## Start The records

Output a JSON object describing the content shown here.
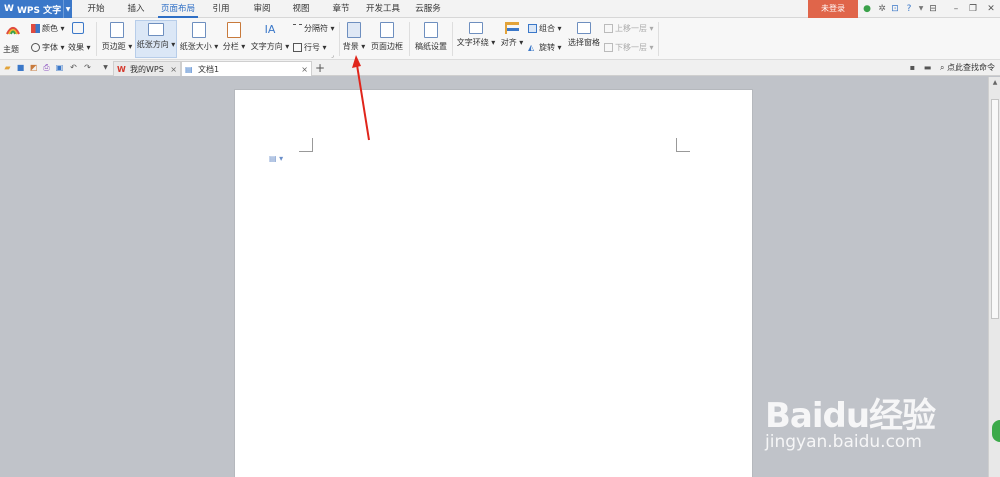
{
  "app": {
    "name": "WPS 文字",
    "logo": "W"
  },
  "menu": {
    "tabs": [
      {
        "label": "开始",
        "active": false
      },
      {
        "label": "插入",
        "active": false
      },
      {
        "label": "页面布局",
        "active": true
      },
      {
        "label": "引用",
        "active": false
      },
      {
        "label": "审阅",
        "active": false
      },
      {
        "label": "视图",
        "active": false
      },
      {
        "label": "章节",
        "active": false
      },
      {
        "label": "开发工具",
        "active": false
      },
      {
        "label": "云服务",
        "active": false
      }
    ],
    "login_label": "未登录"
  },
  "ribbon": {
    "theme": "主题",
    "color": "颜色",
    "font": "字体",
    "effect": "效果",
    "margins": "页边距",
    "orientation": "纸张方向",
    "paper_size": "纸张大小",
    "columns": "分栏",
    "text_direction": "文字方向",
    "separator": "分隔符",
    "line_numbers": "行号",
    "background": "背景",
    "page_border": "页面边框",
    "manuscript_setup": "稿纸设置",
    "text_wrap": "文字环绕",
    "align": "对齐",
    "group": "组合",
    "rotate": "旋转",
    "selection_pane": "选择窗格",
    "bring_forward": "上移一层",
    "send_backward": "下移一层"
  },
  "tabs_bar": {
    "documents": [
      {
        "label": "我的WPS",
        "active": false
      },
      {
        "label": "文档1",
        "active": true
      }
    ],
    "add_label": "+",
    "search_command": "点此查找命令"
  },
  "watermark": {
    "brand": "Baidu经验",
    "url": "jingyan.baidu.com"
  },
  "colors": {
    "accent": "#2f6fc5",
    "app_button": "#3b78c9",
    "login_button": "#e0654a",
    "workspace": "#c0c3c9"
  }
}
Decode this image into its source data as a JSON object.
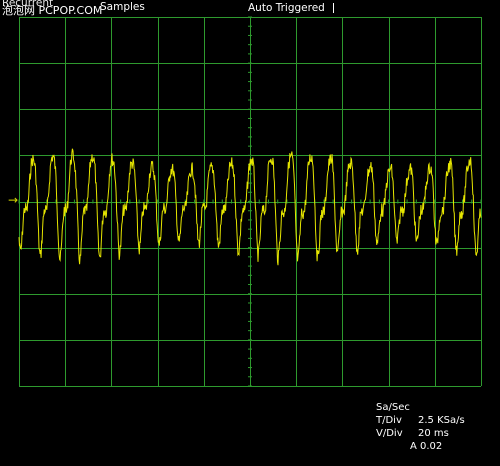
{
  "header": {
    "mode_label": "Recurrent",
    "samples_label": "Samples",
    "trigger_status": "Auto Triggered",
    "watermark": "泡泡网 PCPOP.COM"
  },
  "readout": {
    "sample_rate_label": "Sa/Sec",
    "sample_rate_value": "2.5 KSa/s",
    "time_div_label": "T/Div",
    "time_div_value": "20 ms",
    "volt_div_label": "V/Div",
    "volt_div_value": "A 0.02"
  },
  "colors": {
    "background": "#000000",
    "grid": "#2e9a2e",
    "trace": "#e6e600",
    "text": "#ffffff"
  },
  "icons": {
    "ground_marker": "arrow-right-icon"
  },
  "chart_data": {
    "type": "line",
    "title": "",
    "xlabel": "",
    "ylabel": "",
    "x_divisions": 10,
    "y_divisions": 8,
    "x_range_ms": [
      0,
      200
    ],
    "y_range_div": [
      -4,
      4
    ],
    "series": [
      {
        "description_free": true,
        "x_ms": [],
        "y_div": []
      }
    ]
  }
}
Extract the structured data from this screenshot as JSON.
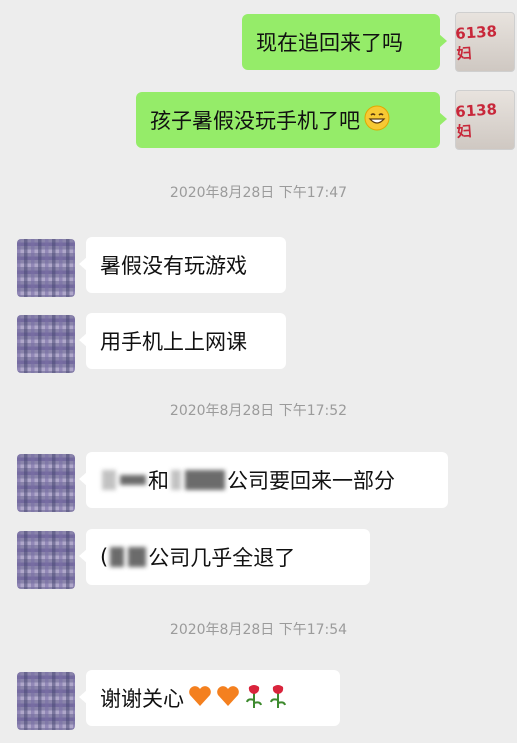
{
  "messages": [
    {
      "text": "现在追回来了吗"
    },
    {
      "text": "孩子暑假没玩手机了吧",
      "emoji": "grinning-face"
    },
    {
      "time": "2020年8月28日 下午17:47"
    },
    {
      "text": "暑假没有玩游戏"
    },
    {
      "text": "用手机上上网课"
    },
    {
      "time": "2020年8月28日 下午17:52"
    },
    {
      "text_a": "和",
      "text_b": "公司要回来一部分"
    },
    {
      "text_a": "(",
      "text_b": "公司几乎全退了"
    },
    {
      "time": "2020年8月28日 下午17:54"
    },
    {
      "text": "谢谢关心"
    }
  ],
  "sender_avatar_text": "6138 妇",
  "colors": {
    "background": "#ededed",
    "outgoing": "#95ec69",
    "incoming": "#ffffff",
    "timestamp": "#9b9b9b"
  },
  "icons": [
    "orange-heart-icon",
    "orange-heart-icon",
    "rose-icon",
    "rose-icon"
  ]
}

## End The records
## Start The records

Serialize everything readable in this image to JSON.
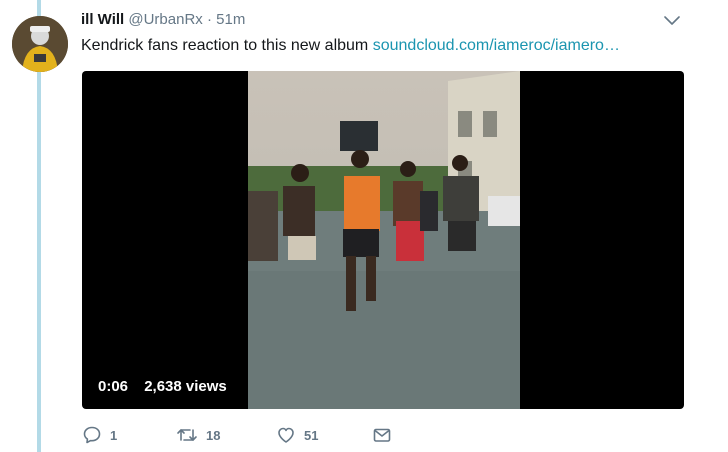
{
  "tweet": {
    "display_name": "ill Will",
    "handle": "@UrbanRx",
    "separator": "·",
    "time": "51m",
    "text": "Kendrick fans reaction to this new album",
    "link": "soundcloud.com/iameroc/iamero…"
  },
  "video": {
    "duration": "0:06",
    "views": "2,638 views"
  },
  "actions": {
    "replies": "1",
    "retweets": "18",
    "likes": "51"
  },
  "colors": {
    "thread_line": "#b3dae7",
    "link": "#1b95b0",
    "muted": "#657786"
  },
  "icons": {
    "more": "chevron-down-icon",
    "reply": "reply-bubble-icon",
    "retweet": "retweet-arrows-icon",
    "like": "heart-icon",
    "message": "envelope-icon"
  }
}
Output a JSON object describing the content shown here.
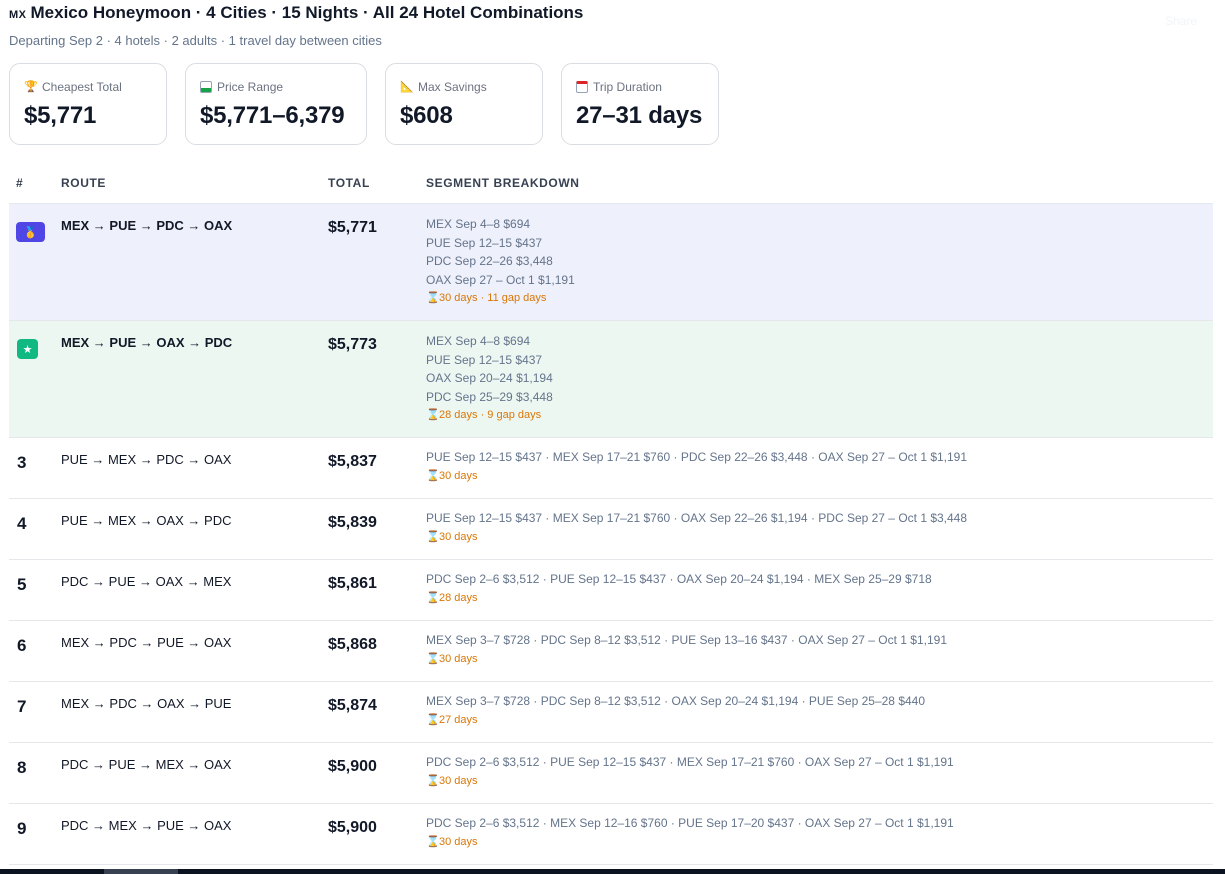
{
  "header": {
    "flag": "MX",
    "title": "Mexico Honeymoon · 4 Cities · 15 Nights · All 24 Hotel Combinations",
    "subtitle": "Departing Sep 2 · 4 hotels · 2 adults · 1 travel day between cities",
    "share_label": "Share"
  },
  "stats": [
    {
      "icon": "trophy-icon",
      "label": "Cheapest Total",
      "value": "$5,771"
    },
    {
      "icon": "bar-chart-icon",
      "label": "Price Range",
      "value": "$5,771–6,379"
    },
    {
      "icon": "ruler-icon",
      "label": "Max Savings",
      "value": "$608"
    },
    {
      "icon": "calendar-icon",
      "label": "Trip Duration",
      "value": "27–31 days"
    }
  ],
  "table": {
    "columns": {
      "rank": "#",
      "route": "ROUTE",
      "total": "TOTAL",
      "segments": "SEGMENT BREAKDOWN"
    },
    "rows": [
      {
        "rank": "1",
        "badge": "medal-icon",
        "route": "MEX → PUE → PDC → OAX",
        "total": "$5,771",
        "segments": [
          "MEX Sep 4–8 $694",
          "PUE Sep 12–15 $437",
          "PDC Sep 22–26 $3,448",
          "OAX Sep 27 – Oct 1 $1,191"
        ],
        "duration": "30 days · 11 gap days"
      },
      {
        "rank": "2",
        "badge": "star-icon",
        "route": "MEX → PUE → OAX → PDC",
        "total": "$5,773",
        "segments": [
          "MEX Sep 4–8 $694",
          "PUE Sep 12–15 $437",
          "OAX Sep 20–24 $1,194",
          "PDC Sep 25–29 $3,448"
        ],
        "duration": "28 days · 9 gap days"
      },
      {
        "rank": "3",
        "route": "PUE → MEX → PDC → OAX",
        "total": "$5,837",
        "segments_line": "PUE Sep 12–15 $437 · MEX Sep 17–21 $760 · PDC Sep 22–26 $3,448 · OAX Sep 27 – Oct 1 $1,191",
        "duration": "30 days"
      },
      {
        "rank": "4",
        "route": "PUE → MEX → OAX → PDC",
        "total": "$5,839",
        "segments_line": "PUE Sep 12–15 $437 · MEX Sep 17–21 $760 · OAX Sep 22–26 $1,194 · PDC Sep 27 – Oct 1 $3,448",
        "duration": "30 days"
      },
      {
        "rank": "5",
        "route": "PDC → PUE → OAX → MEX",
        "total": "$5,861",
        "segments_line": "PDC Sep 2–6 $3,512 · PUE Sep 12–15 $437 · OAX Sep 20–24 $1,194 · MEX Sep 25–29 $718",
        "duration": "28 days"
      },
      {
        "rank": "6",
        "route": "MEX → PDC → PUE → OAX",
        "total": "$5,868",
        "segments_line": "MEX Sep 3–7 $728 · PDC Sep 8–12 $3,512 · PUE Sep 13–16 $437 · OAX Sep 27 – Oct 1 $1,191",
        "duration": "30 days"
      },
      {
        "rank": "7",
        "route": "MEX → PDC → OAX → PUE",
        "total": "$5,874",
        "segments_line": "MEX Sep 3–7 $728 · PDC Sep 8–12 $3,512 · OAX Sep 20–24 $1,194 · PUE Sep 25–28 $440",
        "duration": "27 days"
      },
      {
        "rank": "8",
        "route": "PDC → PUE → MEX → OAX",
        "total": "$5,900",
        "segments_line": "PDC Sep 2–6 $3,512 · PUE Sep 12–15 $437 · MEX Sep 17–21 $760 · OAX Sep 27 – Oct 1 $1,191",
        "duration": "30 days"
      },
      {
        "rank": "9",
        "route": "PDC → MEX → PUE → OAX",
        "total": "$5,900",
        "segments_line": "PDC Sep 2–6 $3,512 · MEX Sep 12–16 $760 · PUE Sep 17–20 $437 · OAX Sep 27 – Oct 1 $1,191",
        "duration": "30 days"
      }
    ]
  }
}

## End The records

Work instructions
In the listing above, locate each line with "image" and copy it.

Written answer
Decode this image into its source data as a JSON object.
Serialize everything readable in this image to JSON.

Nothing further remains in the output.